TASK GOAL: Repeat every item below word for word, without changing anything.

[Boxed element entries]
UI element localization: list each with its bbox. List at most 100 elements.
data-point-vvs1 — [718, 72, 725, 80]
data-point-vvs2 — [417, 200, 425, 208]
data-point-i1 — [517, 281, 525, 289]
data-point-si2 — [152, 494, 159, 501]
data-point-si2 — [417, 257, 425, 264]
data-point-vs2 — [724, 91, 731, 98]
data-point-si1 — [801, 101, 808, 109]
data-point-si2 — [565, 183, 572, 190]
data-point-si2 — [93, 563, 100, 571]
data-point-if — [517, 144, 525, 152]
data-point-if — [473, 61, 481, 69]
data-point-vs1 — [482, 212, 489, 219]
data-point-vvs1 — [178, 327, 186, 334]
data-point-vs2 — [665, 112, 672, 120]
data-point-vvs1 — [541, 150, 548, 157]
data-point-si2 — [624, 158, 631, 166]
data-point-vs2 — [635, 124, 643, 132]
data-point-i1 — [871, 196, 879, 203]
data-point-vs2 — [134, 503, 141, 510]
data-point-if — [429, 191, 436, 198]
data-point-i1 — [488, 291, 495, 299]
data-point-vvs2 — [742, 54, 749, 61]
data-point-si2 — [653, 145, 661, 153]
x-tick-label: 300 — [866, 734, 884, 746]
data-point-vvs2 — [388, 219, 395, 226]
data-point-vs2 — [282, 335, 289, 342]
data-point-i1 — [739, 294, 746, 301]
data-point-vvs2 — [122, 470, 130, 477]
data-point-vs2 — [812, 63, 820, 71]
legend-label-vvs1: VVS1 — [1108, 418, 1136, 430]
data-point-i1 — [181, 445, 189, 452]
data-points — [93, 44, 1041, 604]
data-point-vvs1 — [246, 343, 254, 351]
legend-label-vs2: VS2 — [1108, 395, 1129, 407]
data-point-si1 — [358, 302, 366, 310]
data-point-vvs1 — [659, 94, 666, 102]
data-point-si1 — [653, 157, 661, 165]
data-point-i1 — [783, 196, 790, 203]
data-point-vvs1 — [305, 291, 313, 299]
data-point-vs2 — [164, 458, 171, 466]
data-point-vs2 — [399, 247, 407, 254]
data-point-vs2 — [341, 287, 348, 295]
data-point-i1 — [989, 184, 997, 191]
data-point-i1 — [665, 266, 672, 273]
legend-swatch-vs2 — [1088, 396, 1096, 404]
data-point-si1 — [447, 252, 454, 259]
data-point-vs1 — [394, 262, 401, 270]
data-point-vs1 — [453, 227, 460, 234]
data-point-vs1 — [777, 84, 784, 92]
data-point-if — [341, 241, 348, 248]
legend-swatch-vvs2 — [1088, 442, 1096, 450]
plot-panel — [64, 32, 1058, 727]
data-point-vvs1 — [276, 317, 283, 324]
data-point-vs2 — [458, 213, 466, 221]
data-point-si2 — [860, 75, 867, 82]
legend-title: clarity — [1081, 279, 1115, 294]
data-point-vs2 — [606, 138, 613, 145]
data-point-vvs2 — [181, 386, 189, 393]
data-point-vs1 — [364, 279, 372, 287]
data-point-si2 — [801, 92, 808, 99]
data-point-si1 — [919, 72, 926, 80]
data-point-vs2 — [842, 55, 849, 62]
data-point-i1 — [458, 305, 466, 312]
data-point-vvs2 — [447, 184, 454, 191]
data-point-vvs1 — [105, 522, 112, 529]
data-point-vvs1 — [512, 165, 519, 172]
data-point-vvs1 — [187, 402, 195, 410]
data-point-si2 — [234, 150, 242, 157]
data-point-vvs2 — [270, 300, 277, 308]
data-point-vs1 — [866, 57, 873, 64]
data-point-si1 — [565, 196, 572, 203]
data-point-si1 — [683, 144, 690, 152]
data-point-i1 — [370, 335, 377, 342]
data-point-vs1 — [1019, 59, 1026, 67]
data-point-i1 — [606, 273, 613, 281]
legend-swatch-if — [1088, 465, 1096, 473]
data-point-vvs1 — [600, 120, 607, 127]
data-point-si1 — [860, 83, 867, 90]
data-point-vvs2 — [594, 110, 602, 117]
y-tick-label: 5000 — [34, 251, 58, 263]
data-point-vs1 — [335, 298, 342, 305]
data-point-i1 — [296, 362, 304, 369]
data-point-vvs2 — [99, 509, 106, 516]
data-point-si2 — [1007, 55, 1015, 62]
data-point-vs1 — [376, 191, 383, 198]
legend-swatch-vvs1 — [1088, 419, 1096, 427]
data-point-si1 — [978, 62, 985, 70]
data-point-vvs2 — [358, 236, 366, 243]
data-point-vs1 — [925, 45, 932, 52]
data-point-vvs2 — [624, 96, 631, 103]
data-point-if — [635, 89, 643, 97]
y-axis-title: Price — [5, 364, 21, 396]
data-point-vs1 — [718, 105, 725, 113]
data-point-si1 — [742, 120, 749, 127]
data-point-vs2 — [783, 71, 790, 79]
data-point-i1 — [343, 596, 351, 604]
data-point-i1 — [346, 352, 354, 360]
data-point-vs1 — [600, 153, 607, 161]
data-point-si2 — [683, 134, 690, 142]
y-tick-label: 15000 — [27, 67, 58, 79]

WORKED ANSWER:
UI element localization: list each with its bbox. List at most 100 elements.
data-point-vvs1 — [718, 72, 725, 80]
data-point-vvs2 — [417, 200, 425, 208]
data-point-i1 — [517, 281, 525, 289]
data-point-si2 — [152, 494, 159, 501]
data-point-si2 — [417, 257, 425, 264]
data-point-vs2 — [724, 91, 731, 98]
data-point-si1 — [801, 101, 808, 109]
data-point-si2 — [565, 183, 572, 190]
data-point-si2 — [93, 563, 100, 571]
data-point-if — [517, 144, 525, 152]
data-point-if — [473, 61, 481, 69]
data-point-vs1 — [482, 212, 489, 219]
data-point-vvs1 — [178, 327, 186, 334]
data-point-vs2 — [665, 112, 672, 120]
data-point-vvs1 — [541, 150, 548, 157]
data-point-si2 — [624, 158, 631, 166]
data-point-vs2 — [635, 124, 643, 132]
data-point-i1 — [871, 196, 879, 203]
data-point-vs2 — [134, 503, 141, 510]
data-point-if — [429, 191, 436, 198]
data-point-i1 — [488, 291, 495, 299]
data-point-vvs2 — [742, 54, 749, 61]
data-point-si2 — [653, 145, 661, 153]
x-tick-label: 300 — [866, 734, 884, 746]
data-point-vvs2 — [388, 219, 395, 226]
data-point-vs2 — [282, 335, 289, 342]
data-point-i1 — [739, 294, 746, 301]
data-point-vvs2 — [122, 470, 130, 477]
data-point-vs2 — [812, 63, 820, 71]
legend-label-vvs1: VVS1 — [1108, 418, 1136, 430]
data-point-i1 — [181, 445, 189, 452]
data-points — [93, 44, 1041, 604]
data-point-vvs1 — [246, 343, 254, 351]
legend-label-vs2: VS2 — [1108, 395, 1129, 407]
data-point-si1 — [358, 302, 366, 310]
data-point-vvs1 — [659, 94, 666, 102]
data-point-si1 — [653, 157, 661, 165]
data-point-i1 — [783, 196, 790, 203]
data-point-vvs1 — [305, 291, 313, 299]
data-point-vs2 — [164, 458, 171, 466]
data-point-vs2 — [399, 247, 407, 254]
data-point-vs2 — [341, 287, 348, 295]
data-point-i1 — [989, 184, 997, 191]
data-point-i1 — [665, 266, 672, 273]
legend-swatch-vs2 — [1088, 396, 1096, 404]
data-point-si1 — [447, 252, 454, 259]
data-point-vs1 — [394, 262, 401, 270]
data-point-vs1 — [453, 227, 460, 234]
data-point-vs1 — [777, 84, 784, 92]
data-point-if — [341, 241, 348, 248]
legend-swatch-vvs2 — [1088, 442, 1096, 450]
plot-panel — [64, 32, 1058, 727]
data-point-vvs1 — [276, 317, 283, 324]
data-point-vs2 — [458, 213, 466, 221]
data-point-si2 — [860, 75, 867, 82]
legend-title: clarity — [1081, 279, 1115, 294]
data-point-vs2 — [606, 138, 613, 145]
data-point-vvs2 — [181, 386, 189, 393]
data-point-vs1 — [364, 279, 372, 287]
data-point-si2 — [801, 92, 808, 99]
data-point-si1 — [919, 72, 926, 80]
data-point-vs2 — [842, 55, 849, 62]
data-point-i1 — [458, 305, 466, 312]
data-point-vvs2 — [447, 184, 454, 191]
data-point-vvs1 — [105, 522, 112, 529]
data-point-vvs1 — [512, 165, 519, 172]
data-point-vvs1 — [187, 402, 195, 410]
data-point-si2 — [234, 150, 242, 157]
data-point-vvs2 — [270, 300, 277, 308]
data-point-vs1 — [866, 57, 873, 64]
data-point-si1 — [565, 196, 572, 203]
data-point-si1 — [683, 144, 690, 152]
data-point-i1 — [370, 335, 377, 342]
data-point-vs1 — [1019, 59, 1026, 67]
data-point-i1 — [606, 273, 613, 281]
legend-swatch-if — [1088, 465, 1096, 473]
data-point-vvs1 — [600, 120, 607, 127]
data-point-si1 — [860, 83, 867, 90]
data-point-vvs2 — [594, 110, 602, 117]
y-tick-label: 5000 — [34, 251, 58, 263]
data-point-vs1 — [335, 298, 342, 305]
data-point-i1 — [296, 362, 304, 369]
data-point-vvs2 — [99, 509, 106, 516]
data-point-si2 — [1007, 55, 1015, 62]
data-point-vs1 — [376, 191, 383, 198]
legend-swatch-vvs1 — [1088, 419, 1096, 427]
data-point-si1 — [978, 62, 985, 70]
data-point-vvs2 — [358, 236, 366, 243]
data-point-vs1 — [925, 45, 932, 52]
data-point-vvs2 — [624, 96, 631, 103]
data-point-if — [635, 89, 643, 97]
y-axis-title: Price — [5, 364, 21, 396]
data-point-vs1 — [718, 105, 725, 113]
data-point-si1 — [742, 120, 749, 127]
data-point-vs2 — [783, 71, 790, 79]
data-point-i1 — [343, 596, 351, 604]
data-point-i1 — [346, 352, 354, 360]
data-point-vs1 — [600, 153, 607, 161]
data-point-si2 — [683, 134, 690, 142]
y-tick-label: 15000 — [27, 67, 58, 79]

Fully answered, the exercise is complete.